=== Data listing ===

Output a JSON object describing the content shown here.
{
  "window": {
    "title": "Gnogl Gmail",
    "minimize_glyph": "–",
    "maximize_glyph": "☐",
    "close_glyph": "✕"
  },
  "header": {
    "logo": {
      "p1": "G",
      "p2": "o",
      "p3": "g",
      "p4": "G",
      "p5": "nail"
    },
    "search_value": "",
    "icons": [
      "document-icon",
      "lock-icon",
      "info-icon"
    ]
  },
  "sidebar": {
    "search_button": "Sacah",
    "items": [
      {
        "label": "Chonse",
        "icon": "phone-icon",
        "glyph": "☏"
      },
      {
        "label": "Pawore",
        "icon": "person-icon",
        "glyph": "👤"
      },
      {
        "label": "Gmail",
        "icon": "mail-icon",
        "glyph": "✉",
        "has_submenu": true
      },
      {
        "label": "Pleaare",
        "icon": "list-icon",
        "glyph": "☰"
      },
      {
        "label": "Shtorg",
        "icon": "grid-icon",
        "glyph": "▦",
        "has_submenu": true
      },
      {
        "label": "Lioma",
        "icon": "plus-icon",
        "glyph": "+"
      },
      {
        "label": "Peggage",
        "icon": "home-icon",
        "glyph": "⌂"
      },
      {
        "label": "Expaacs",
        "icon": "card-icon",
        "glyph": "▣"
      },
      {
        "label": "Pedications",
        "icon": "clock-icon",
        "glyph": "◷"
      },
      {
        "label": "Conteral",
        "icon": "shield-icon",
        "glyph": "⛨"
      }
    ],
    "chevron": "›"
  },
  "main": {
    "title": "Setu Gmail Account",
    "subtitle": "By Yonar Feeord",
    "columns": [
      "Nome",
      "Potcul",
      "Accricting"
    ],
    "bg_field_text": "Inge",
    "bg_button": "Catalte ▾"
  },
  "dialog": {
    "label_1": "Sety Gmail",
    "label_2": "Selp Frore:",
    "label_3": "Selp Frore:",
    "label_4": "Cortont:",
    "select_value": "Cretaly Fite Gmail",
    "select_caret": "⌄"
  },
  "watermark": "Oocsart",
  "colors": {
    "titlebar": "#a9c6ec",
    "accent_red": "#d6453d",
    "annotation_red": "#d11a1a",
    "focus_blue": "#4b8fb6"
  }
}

===

Retype the material in full. Each word must match.

Solved exercise:
Output a JSON object describing the content shown here.
{
  "window": {
    "title": "Gnogl Gmail",
    "minimize_glyph": "–",
    "maximize_glyph": "☐",
    "close_glyph": "✕"
  },
  "header": {
    "logo": {
      "p1": "G",
      "p2": "o",
      "p3": "g",
      "p4": "G",
      "p5": "nail"
    },
    "search_value": "",
    "icons": [
      "document-icon",
      "lock-icon",
      "info-icon"
    ]
  },
  "sidebar": {
    "search_button": "Sacah",
    "items": [
      {
        "label": "Chonse",
        "icon": "phone-icon",
        "glyph": "☏"
      },
      {
        "label": "Pawore",
        "icon": "person-icon",
        "glyph": "👤"
      },
      {
        "label": "Gmail",
        "icon": "mail-icon",
        "glyph": "✉",
        "has_submenu": true
      },
      {
        "label": "Pleaare",
        "icon": "list-icon",
        "glyph": "☰"
      },
      {
        "label": "Shtorg",
        "icon": "grid-icon",
        "glyph": "▦",
        "has_submenu": true
      },
      {
        "label": "Lioma",
        "icon": "plus-icon",
        "glyph": "+"
      },
      {
        "label": "Peggage",
        "icon": "home-icon",
        "glyph": "⌂"
      },
      {
        "label": "Expaacs",
        "icon": "card-icon",
        "glyph": "▣"
      },
      {
        "label": "Pedications",
        "icon": "clock-icon",
        "glyph": "◷"
      },
      {
        "label": "Conteral",
        "icon": "shield-icon",
        "glyph": "⛨"
      }
    ],
    "chevron": "›"
  },
  "main": {
    "title": "Setu Gmail Account",
    "subtitle": "By Yonar Feeord",
    "columns": [
      "Nome",
      "Potcul",
      "Accricting"
    ],
    "bg_field_text": "Inge",
    "bg_button": "Catalte ▾"
  },
  "dialog": {
    "label_1": "Sety Gmail",
    "label_2": "Selp Frore:",
    "label_3": "Selp Frore:",
    "label_4": "Cortont:",
    "select_value": "Cretaly Fite Gmail",
    "select_caret": "⌄"
  },
  "watermark": "Oocsart",
  "colors": {
    "titlebar": "#a9c6ec",
    "accent_red": "#d6453d",
    "annotation_red": "#d11a1a",
    "focus_blue": "#4b8fb6"
  }
}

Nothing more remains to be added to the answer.